**Task description:** Extract each line of the material that follows exactly and omit its pictures.

Stored records:
-*-

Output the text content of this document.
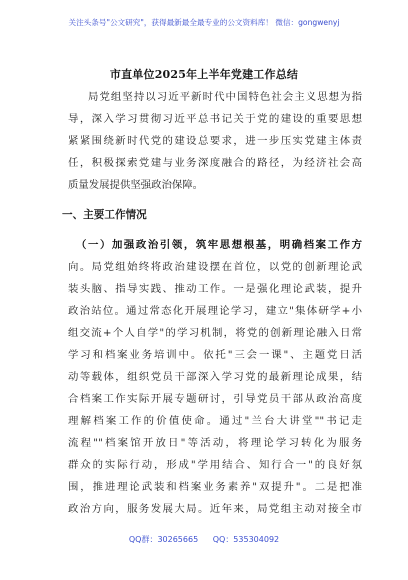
关注头条号"公文研究"，获得最新最全最专业的公文资料库！ 微信：gongwenyj
市直单位2025年上半年党建工作总结
局党组坚持以习近平新时代中国特色社会主义思想为指
导，深入学习贯彻习近平总书记关于党的建设的重要思想
紧紧围绕新时代党的建设总要求，进一步压实党建主体责
任，积极探索党建与业务深度融合的路径，为经济社会高
质量发展提供坚强政治保障。
一、主要工作情况
（一）加强政治引领，筑牢思想根基，明确档案工作方
向。局党组始终将政治建设摆在首位，以党的创新理论武
装头脑、指导实践、推动工作。一是强化理论武装，提升
政治站位。通过常态化开展理论学习，建立"集体研学+小
组交流+个人自学"的学习机制，将党的创新理论融入日常
学习和档案业务培训中。依托"三会一课"、主题党日活
动等载体，组织党员干部深入学习党的最新理论成果，结
合档案工作实际开展专题研讨，引导党员干部从政治高度
理解档案工作的价值使命。通过"兰台大讲堂""书记走
流程""档案馆开放日"等活动，将理论学习转化为服务
群众的实际行动，形成"学用结合、知行合一"的良好氛
围，推进理论武装和档案业务素养"双提升"。二是把准
政治方向，服务发展大局。近年来，局党组主动对接全市
QQ群：30265665 QQ：535304092
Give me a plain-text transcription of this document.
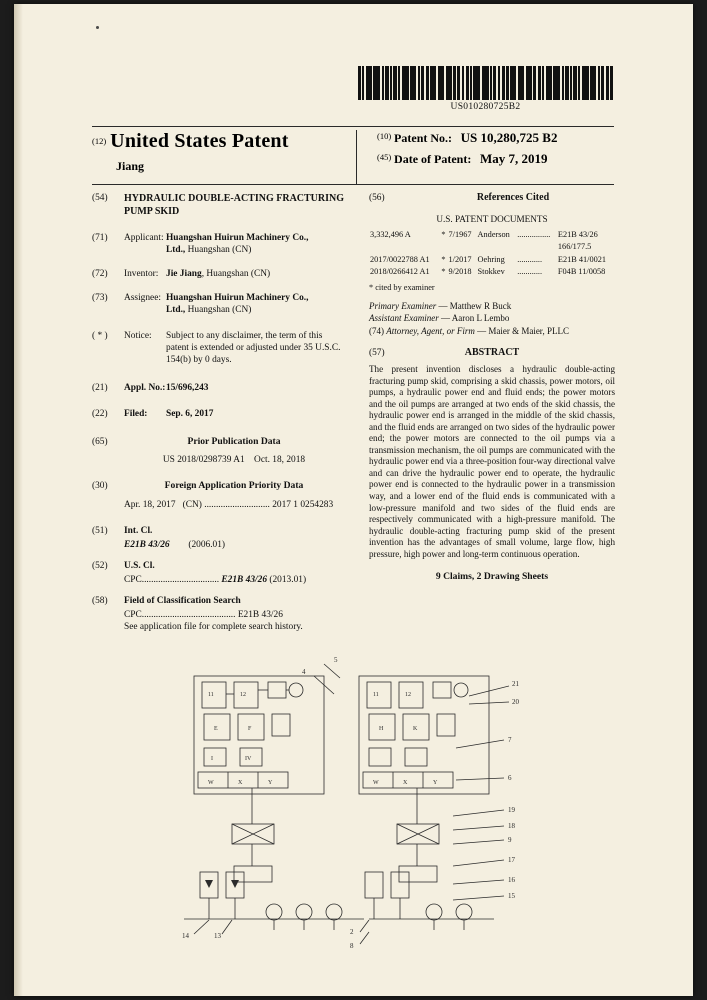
US010280725B2
$^{(12)}$ United States Patent
Jiang
$^{(10)}$ Patent No.: US 10,280,725 B2
$^{(45)}$ Date of Patent: May 7, 2019
(54)	HYDRAULIC DOUBLE-ACTING FRACTURING PUMP SKID
(71)	Applicant: Huangshan Huirun Machinery Co.,
Ltd., Huangshan (CN)
(72)	Inventor: Jie Jiang, Huangshan (CN)
(73)	Assignee: Huangshan Huirun Machinery Co.,
Ltd., Huangshan (CN)
( * )	Notice:	Subject to any disclaimer, the term of this patent is extended or adjusted under 35 U.S.C. 154(b) by 0 days.
(21)	Appl. No.: 15/696,243
(22)	Filed:	Sep. 6, 2017
(65)	Prior Publication Data
US 2018/0298739 A1 Oct. 18, 2018
(30)	Foreign Application Priority Data
Apr. 18, 2017 (CN) ............................ 2017 1 0254283
(51)	Int. Cl.
E21B 43/26 (2006.01)
(52)	U.S. Cl.
CPC................................. E21B 43/26 (2013.01)
(58)	Field of Classification Search
CPC........................................ E21B 43/26
See application file for complete search history.
(56)	References Cited
U.S. PATENT DOCUMENTS
3,332,496 A	*	7/1967	Anderson	................	E21B 43/26
					166/177.5
2017/0022788 A1	*	1/2017	Oehring	............	E21B 41/0021
2018/0266412 A1	*	9/2018	Stokkev	............	F04B 11/0058
* cited by examiner
Primary Examiner — Matthew R Buck
Assistant Examiner — Aaron L Lembo
(74) Attorney, Agent, or Firm — Maier & Maier, PLLC
(57)	ABSTRACT
The present invention discloses a hydraulic double-acting fracturing pump skid, comprising a skid chassis, power motors, oil pumps, a hydraulic power end and fluid ends; the power motors and the oil pumps are arranged at two ends of the skid chassis, the hydraulic power end is arranged in the middle of the skid chassis, and the fluid ends are arranged on two sides of the hydraulic power end; the power motors are connected to the oil pumps via a transmission mechanism, the oil pumps are communicated with the hydraulic power end via a three-position four-way directional valve and can drive the hydraulic power end to operate, the hydraulic power end is connected to the hydraulic power in a transmission way, and a lower end of the fluid ends is communicated with a low-pressure manifold and two sides of the fluid ends are respectively communicated with a high-pressure manifold. The hydraulic double-acting fracturing pump skid of the present invention has the advantages of small volume, large flow, high pressure, high power and long-term continuous operation.
9 Claims, 2 Drawing Sheets
11	12
E	F
I	IV
W	X	Y
11	12
H	K
W	X	Y
5
4
21
20
7
6
19
18
9
17
16
15
14	13	2
8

-*-

**Answer to the exercise:**
Output the text content of this document.
关注头条号"公文研究"，获得最新最全最专业的公文资料库！ 微信：gongwenyj
市直单位2025年上半年党建工作总结
局党组坚持以习近平新时代中国特色社会主义思想为指
导，深入学习贯彻习近平总书记关于党的建设的重要思想
紧紧围绕新时代党的建设总要求，进一步压实党建主体责
任，积极探索党建与业务深度融合的路径，为经济社会高
质量发展提供坚强政治保障。
一、主要工作情况
（一）加强政治引领，筑牢思想根基，明确档案工作方
向。局党组始终将政治建设摆在首位，以党的创新理论武
装头脑、指导实践、推动工作。一是强化理论武装，提升
政治站位。通过常态化开展理论学习，建立"集体研学+小
组交流+个人自学"的学习机制，将党的创新理论融入日常
学习和档案业务培训中。依托"三会一课"、主题党日活
动等载体，组织党员干部深入学习党的最新理论成果，结
合档案工作实际开展专题研讨，引导党员干部从政治高度
理解档案工作的价值使命。通过"兰台大讲堂""书记走
流程""档案馆开放日"等活动，将理论学习转化为服务
群众的实际行动，形成"学用结合、知行合一"的良好氛
围，推进理论武装和档案业务素养"双提升"。二是把准
政治方向，服务发展大局。近年来，局党组主动对接全市
QQ群：30265665 QQ：535304092
Give me a plain-text transcription of this document.
US010280725B2
$^{(12)}$ United States Patent
Jiang
$^{(10)}$ Patent No.: US 10,280,725 B2
$^{(45)}$ Date of Patent: May 7, 2019
(54)	HYDRAULIC DOUBLE-ACTING FRACTURING PUMP SKID
(71)	Applicant: Huangshan Huirun Machinery Co.,
Ltd., Huangshan (CN)
(72)	Inventor: Jie Jiang, Huangshan (CN)
(73)	Assignee: Huangshan Huirun Machinery Co.,
Ltd., Huangshan (CN)
( * )	Notice:	Subject to any disclaimer, the term of this patent is extended or adjusted under 35 U.S.C. 154(b) by 0 days.
(21)	Appl. No.: 15/696,243
(22)	Filed:	Sep. 6, 2017
(65)	Prior Publication Data
US 2018/0298739 A1 Oct. 18, 2018
(30)	Foreign Application Priority Data
Apr. 18, 2017 (CN) ............................ 2017 1 0254283
(51)	Int. Cl.
E21B 43/26 (2006.01)
(52)	U.S. Cl.
CPC................................. E21B 43/26 (2013.01)
(58)	Field of Classification Search
CPC........................................ E21B 43/26
See application file for complete search history.
(56)	References Cited
U.S. PATENT DOCUMENTS
3,332,496 A	*	7/1967	Anderson	................	E21B 43/26
					166/177.5
2017/0022788 A1	*	1/2017	Oehring	............	E21B 41/0021
2018/0266412 A1	*	9/2018	Stokkev	............	F04B 11/0058
* cited by examiner
Primary Examiner — Matthew R Buck
Assistant Examiner — Aaron L Lembo
(74) Attorney, Agent, or Firm — Maier & Maier, PLLC
(57)	ABSTRACT
The present invention discloses a hydraulic double-acting fracturing pump skid, comprising a skid chassis, power motors, oil pumps, a hydraulic power end and fluid ends; the power motors and the oil pumps are arranged at two ends of the skid chassis, the hydraulic power end is arranged in the middle of the skid chassis, and the fluid ends are arranged on two sides of the hydraulic power end; the power motors are connected to the oil pumps via a transmission mechanism, the oil pumps are communicated with the hydraulic power end via a three-position four-way directional valve and can drive the hydraulic power end to operate, the hydraulic power end is connected to the hydraulic power in a transmission way, and a lower end of the fluid ends is communicated with a low-pressure manifold and two sides of the fluid ends are respectively communicated with a high-pressure manifold. The hydraulic double-acting fracturing pump skid of the present invention has the advantages of small volume, large flow, high pressure, high power and long-term continuous operation.
9 Claims, 2 Drawing Sheets
11	12
E	F
I	IV
W	X	Y
11	12
H	K
W	X	Y
5
4
21
20
7
6
19
18
9
17
16
15
14	13	2
8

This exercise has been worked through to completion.